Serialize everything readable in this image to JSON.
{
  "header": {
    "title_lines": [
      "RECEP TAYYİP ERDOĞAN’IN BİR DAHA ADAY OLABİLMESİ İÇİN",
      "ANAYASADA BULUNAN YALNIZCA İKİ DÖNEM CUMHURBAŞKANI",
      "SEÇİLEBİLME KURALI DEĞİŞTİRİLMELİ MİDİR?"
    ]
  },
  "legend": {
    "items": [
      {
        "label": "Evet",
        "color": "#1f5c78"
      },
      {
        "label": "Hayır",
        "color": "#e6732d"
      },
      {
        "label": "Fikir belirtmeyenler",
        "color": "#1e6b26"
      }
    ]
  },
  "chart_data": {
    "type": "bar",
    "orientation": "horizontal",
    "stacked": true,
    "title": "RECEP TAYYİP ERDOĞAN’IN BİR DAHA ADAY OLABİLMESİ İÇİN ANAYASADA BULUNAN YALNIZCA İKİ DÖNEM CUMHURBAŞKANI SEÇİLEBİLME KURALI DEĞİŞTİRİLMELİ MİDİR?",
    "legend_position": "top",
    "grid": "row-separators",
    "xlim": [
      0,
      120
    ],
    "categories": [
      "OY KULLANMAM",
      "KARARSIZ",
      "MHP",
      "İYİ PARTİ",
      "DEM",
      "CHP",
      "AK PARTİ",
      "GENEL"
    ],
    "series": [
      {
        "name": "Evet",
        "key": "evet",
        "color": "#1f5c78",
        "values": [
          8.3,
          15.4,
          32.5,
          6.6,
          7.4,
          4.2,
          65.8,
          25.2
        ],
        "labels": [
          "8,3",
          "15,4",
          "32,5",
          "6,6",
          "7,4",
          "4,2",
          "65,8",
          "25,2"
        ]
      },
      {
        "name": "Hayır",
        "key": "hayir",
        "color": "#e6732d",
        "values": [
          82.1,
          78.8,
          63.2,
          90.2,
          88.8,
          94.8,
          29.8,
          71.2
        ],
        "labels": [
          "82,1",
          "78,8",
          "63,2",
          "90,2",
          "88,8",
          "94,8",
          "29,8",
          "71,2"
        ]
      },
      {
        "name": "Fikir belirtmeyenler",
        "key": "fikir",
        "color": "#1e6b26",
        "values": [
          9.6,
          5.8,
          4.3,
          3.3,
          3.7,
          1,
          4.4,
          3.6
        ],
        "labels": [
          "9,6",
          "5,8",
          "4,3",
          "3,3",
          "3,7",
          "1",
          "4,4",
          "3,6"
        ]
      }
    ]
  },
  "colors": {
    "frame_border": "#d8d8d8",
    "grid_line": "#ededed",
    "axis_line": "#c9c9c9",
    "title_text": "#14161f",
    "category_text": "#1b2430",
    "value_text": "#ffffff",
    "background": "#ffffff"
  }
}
:::
• _Exercise description_:
What is the number of lines above that contain the string "belirtmeyenler"? Answer with the number alone.

• _Final result_:
2